(Data listing)
** start **
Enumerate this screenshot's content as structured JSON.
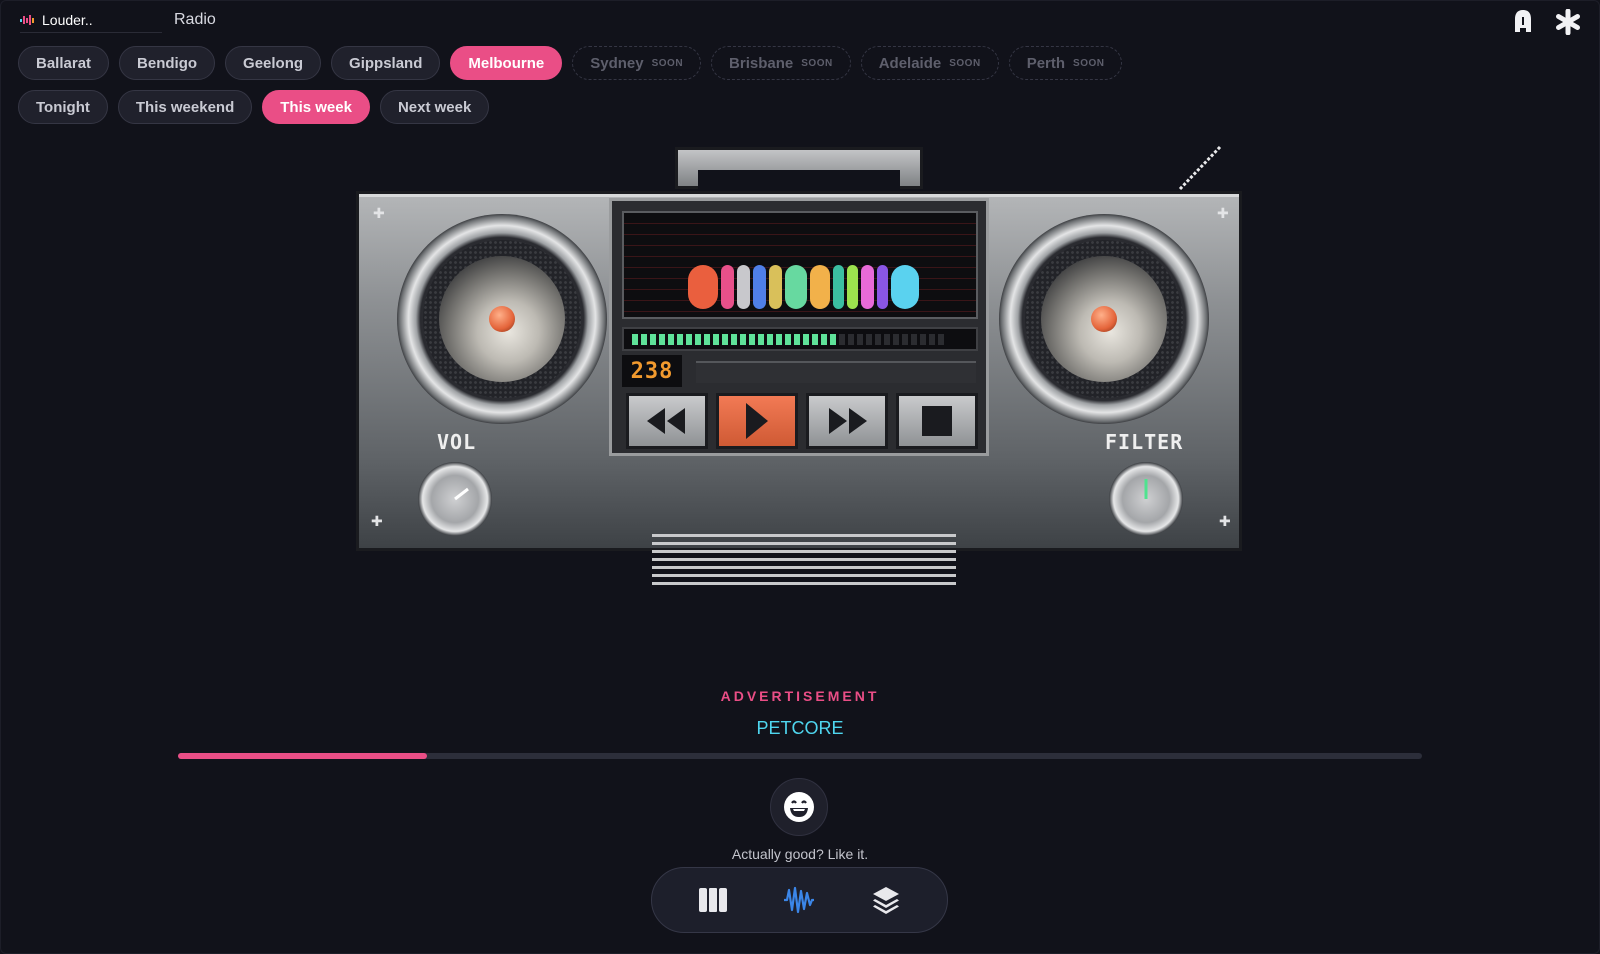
{
  "header": {
    "brand": "Louder..",
    "title": "Radio",
    "icons": [
      "notification-icon",
      "asterisk-icon"
    ]
  },
  "cities": [
    {
      "label": "Ballarat",
      "active": false,
      "soon": false
    },
    {
      "label": "Bendigo",
      "active": false,
      "soon": false
    },
    {
      "label": "Geelong",
      "active": false,
      "soon": false
    },
    {
      "label": "Gippsland",
      "active": false,
      "soon": false
    },
    {
      "label": "Melbourne",
      "active": true,
      "soon": false
    },
    {
      "label": "Sydney",
      "active": false,
      "soon": true
    },
    {
      "label": "Brisbane",
      "active": false,
      "soon": true
    },
    {
      "label": "Adelaide",
      "active": false,
      "soon": true
    },
    {
      "label": "Perth",
      "active": false,
      "soon": true
    }
  ],
  "soon_tag": "SOON",
  "timeframes": [
    {
      "label": "Tonight",
      "active": false
    },
    {
      "label": "This weekend",
      "active": false
    },
    {
      "label": "This week",
      "active": true
    },
    {
      "label": "Next week",
      "active": false
    }
  ],
  "boombox": {
    "counter": "238",
    "vol_label": "VOL",
    "filter_label": "FILTER",
    "meter_lit": 23,
    "meter_total": 35,
    "pill_colors": [
      "#ea5f3e",
      "#e8508a",
      "#c8c8cc",
      "#4f7fe8",
      "#d9c05a",
      "#67d9a0",
      "#f2b14a",
      "#3bbfa2",
      "#9ce24e",
      "#e86ad8",
      "#8a56e6",
      "#5ad2ef"
    ],
    "controls": [
      "rewind-icon",
      "play-icon",
      "fast-forward-icon",
      "stop-icon"
    ]
  },
  "ad": {
    "label": "ADVERTISEMENT",
    "name": "PETCORE",
    "progress": 0.2
  },
  "like": {
    "text": "Actually good? Like it."
  },
  "bottom_nav": [
    "map-icon",
    "waveform-icon",
    "layers-icon"
  ],
  "colors": {
    "accent": "#ea4e86",
    "cyan": "#4fd6ef",
    "background": "#11121a",
    "nav_active": "#3b86e8"
  }
}
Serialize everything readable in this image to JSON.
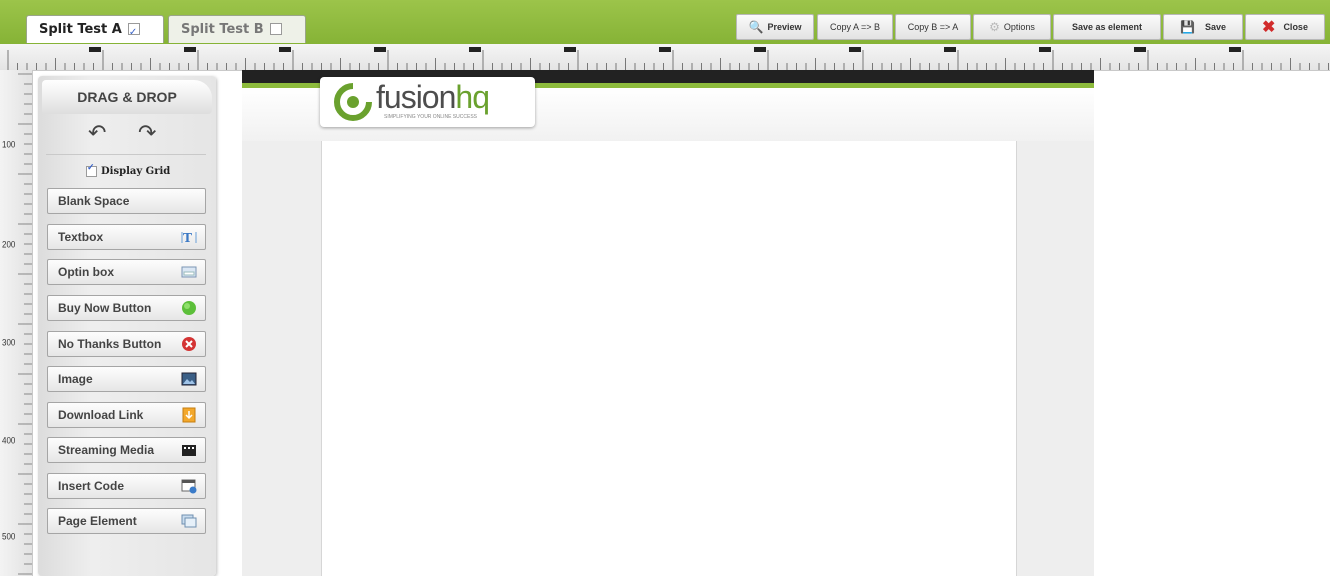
{
  "tabs": {
    "a_label": "Split Test A",
    "b_label": "Split Test B"
  },
  "toolbar": {
    "preview": "Preview",
    "copy_a_b": "Copy A => B",
    "copy_b_a": "Copy B => A",
    "options": "Options",
    "save_as_element": "Save as element",
    "save": "Save",
    "close": "Close"
  },
  "ruler": {
    "vertical_labels": [
      "100",
      "200",
      "300",
      "400",
      "500"
    ]
  },
  "panel": {
    "title": "DRAG & DROP",
    "display_grid": "Display Grid",
    "tools": [
      {
        "label": "Blank Space",
        "icon": "none"
      },
      {
        "label": "Textbox",
        "icon": "textbox-icon"
      },
      {
        "label": "Optin box",
        "icon": "optin-box-icon"
      },
      {
        "label": "Buy Now Button",
        "icon": "green-dot-icon"
      },
      {
        "label": "No Thanks Button",
        "icon": "red-x-icon"
      },
      {
        "label": "Image",
        "icon": "image-icon"
      },
      {
        "label": "Download Link",
        "icon": "download-icon"
      },
      {
        "label": "Streaming Media",
        "icon": "film-icon"
      },
      {
        "label": "Insert Code",
        "icon": "code-icon"
      },
      {
        "label": "Page Element",
        "icon": "page-element-icon"
      }
    ]
  },
  "logo": {
    "brand_main": "fusion",
    "brand_accent": "hq",
    "tagline": "SIMPLIFYING YOUR ONLINE SUCCESS"
  },
  "colors": {
    "accent_green": "#8dbb3c",
    "header_black": "#222222"
  }
}
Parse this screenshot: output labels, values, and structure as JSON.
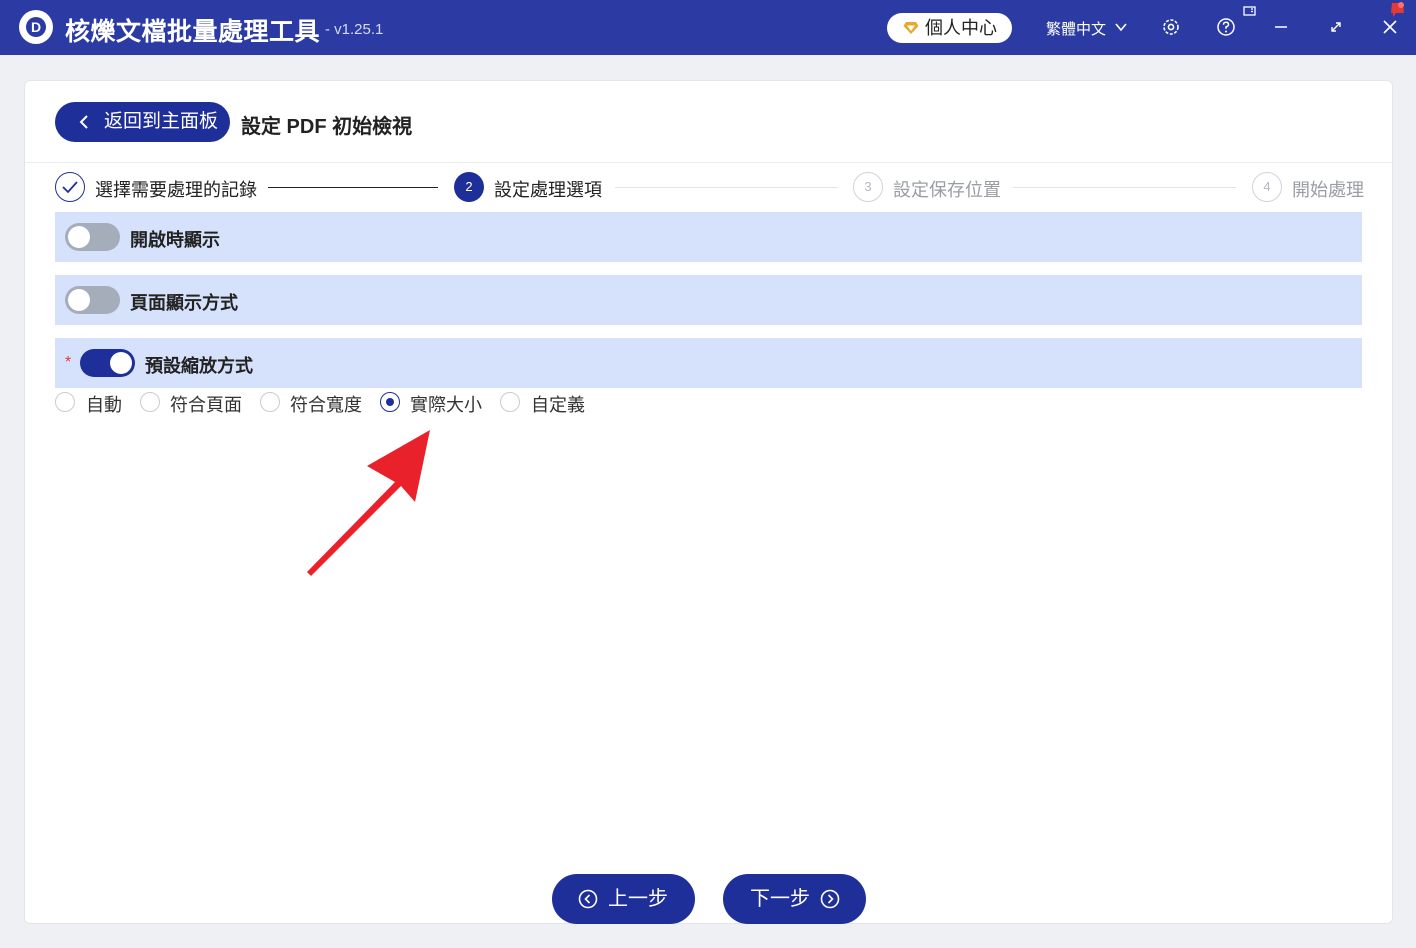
{
  "app": {
    "title": "核爍文檔批量處理工具",
    "version": "- v1.25.1",
    "personal_center": "個人中心",
    "language": "繁體中文"
  },
  "toolbar": {
    "back_label": "返回到主面板",
    "page_title": "設定 PDF 初始檢視"
  },
  "steps": [
    {
      "number": "",
      "label": "選擇需要處理的記錄",
      "state": "done"
    },
    {
      "number": "2",
      "label": "設定處理選項",
      "state": "active"
    },
    {
      "number": "3",
      "label": "設定保存位置",
      "state": "pending"
    },
    {
      "number": "4",
      "label": "開始處理",
      "state": "pending"
    }
  ],
  "sections": [
    {
      "label": "開啟時顯示",
      "enabled": false
    },
    {
      "label": "頁面顯示方式",
      "enabled": false
    },
    {
      "label": "預設縮放方式",
      "enabled": true,
      "required_mark": "*"
    }
  ],
  "zoom_options": [
    {
      "label": "自動",
      "selected": false
    },
    {
      "label": "符合頁面",
      "selected": false
    },
    {
      "label": "符合寬度",
      "selected": false
    },
    {
      "label": "實際大小",
      "selected": true
    },
    {
      "label": "自定義",
      "selected": false
    }
  ],
  "footer": {
    "prev_label": "上一步",
    "next_label": "下一步"
  },
  "colors": {
    "titlebar": "#2b3ba3",
    "primary": "#1f2f9a",
    "section_bg": "#d6e2fb",
    "annotation_arrow": "#e8212a"
  }
}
** end **
### EXERCISE PROMPT
The records above are to be reproduced exactly; the pictures are to be left out.

### OUTPUT BELOW
Enumerate this screenshot's content as structured JSON.
{
  "header": {
    "brand": "Louder..",
    "title": "Radio",
    "icons": [
      "notification-icon",
      "asterisk-icon"
    ]
  },
  "cities": [
    {
      "label": "Ballarat",
      "active": false,
      "soon": false
    },
    {
      "label": "Bendigo",
      "active": false,
      "soon": false
    },
    {
      "label": "Geelong",
      "active": false,
      "soon": false
    },
    {
      "label": "Gippsland",
      "active": false,
      "soon": false
    },
    {
      "label": "Melbourne",
      "active": true,
      "soon": false
    },
    {
      "label": "Sydney",
      "active": false,
      "soon": true
    },
    {
      "label": "Brisbane",
      "active": false,
      "soon": true
    },
    {
      "label": "Adelaide",
      "active": false,
      "soon": true
    },
    {
      "label": "Perth",
      "active": false,
      "soon": true
    }
  ],
  "soon_tag": "SOON",
  "timeframes": [
    {
      "label": "Tonight",
      "active": false
    },
    {
      "label": "This weekend",
      "active": false
    },
    {
      "label": "This week",
      "active": true
    },
    {
      "label": "Next week",
      "active": false
    }
  ],
  "boombox": {
    "counter": "238",
    "vol_label": "VOL",
    "filter_label": "FILTER",
    "meter_lit": 23,
    "meter_total": 35,
    "pill_colors": [
      "#ea5f3e",
      "#e8508a",
      "#c8c8cc",
      "#4f7fe8",
      "#d9c05a",
      "#67d9a0",
      "#f2b14a",
      "#3bbfa2",
      "#9ce24e",
      "#e86ad8",
      "#8a56e6",
      "#5ad2ef"
    ],
    "controls": [
      "rewind-icon",
      "play-icon",
      "fast-forward-icon",
      "stop-icon"
    ]
  },
  "ad": {
    "label": "ADVERTISEMENT",
    "name": "PETCORE",
    "progress": 0.2
  },
  "like": {
    "text": "Actually good? Like it."
  },
  "bottom_nav": [
    "map-icon",
    "waveform-icon",
    "layers-icon"
  ],
  "colors": {
    "accent": "#ea4e86",
    "cyan": "#4fd6ef",
    "background": "#11121a",
    "nav_active": "#3b86e8"
  }
}
Serialize everything readable in this image to JSON.
{
  "tabs": {
    "a_label": "Split Test A",
    "b_label": "Split Test B"
  },
  "toolbar": {
    "preview": "Preview",
    "copy_a_b": "Copy A => B",
    "copy_b_a": "Copy B => A",
    "options": "Options",
    "save_as_element": "Save as element",
    "save": "Save",
    "close": "Close"
  },
  "ruler": {
    "vertical_labels": [
      "100",
      "200",
      "300",
      "400",
      "500"
    ]
  },
  "panel": {
    "title": "DRAG & DROP",
    "display_grid": "Display Grid",
    "tools": [
      {
        "label": "Blank Space",
        "icon": "none"
      },
      {
        "label": "Textbox",
        "icon": "textbox-icon"
      },
      {
        "label": "Optin box",
        "icon": "optin-box-icon"
      },
      {
        "label": "Buy Now Button",
        "icon": "green-dot-icon"
      },
      {
        "label": "No Thanks Button",
        "icon": "red-x-icon"
      },
      {
        "label": "Image",
        "icon": "image-icon"
      },
      {
        "label": "Download Link",
        "icon": "download-icon"
      },
      {
        "label": "Streaming Media",
        "icon": "film-icon"
      },
      {
        "label": "Insert Code",
        "icon": "code-icon"
      },
      {
        "label": "Page Element",
        "icon": "page-element-icon"
      }
    ]
  },
  "logo": {
    "brand_main": "fusion",
    "brand_accent": "hq",
    "tagline": "SIMPLIFYING YOUR ONLINE SUCCESS"
  },
  "colors": {
    "accent_green": "#8dbb3c",
    "header_black": "#222222"
  }
}
Parse this screenshot: output labels, values, and structure as JSON.
{
  "app": {
    "title": "核爍文檔批量處理工具",
    "version": "- v1.25.1",
    "personal_center": "個人中心",
    "language": "繁體中文"
  },
  "toolbar": {
    "back_label": "返回到主面板",
    "page_title": "設定 PDF 初始檢視"
  },
  "steps": [
    {
      "number": "",
      "label": "選擇需要處理的記錄",
      "state": "done"
    },
    {
      "number": "2",
      "label": "設定處理選項",
      "state": "active"
    },
    {
      "number": "3",
      "label": "設定保存位置",
      "state": "pending"
    },
    {
      "number": "4",
      "label": "開始處理",
      "state": "pending"
    }
  ],
  "sections": [
    {
      "label": "開啟時顯示",
      "enabled": false
    },
    {
      "label": "頁面顯示方式",
      "enabled": false
    },
    {
      "label": "預設縮放方式",
      "enabled": true,
      "required_mark": "*"
    }
  ],
  "zoom_options": [
    {
      "label": "自動",
      "selected": false
    },
    {
      "label": "符合頁面",
      "selected": false
    },
    {
      "label": "符合寬度",
      "selected": false
    },
    {
      "label": "實際大小",
      "selected": true
    },
    {
      "label": "自定義",
      "selected": false
    }
  ],
  "footer": {
    "prev_label": "上一步",
    "next_label": "下一步"
  },
  "colors": {
    "titlebar": "#2b3ba3",
    "primary": "#1f2f9a",
    "section_bg": "#d6e2fb",
    "annotation_arrow": "#e8212a"
  }
}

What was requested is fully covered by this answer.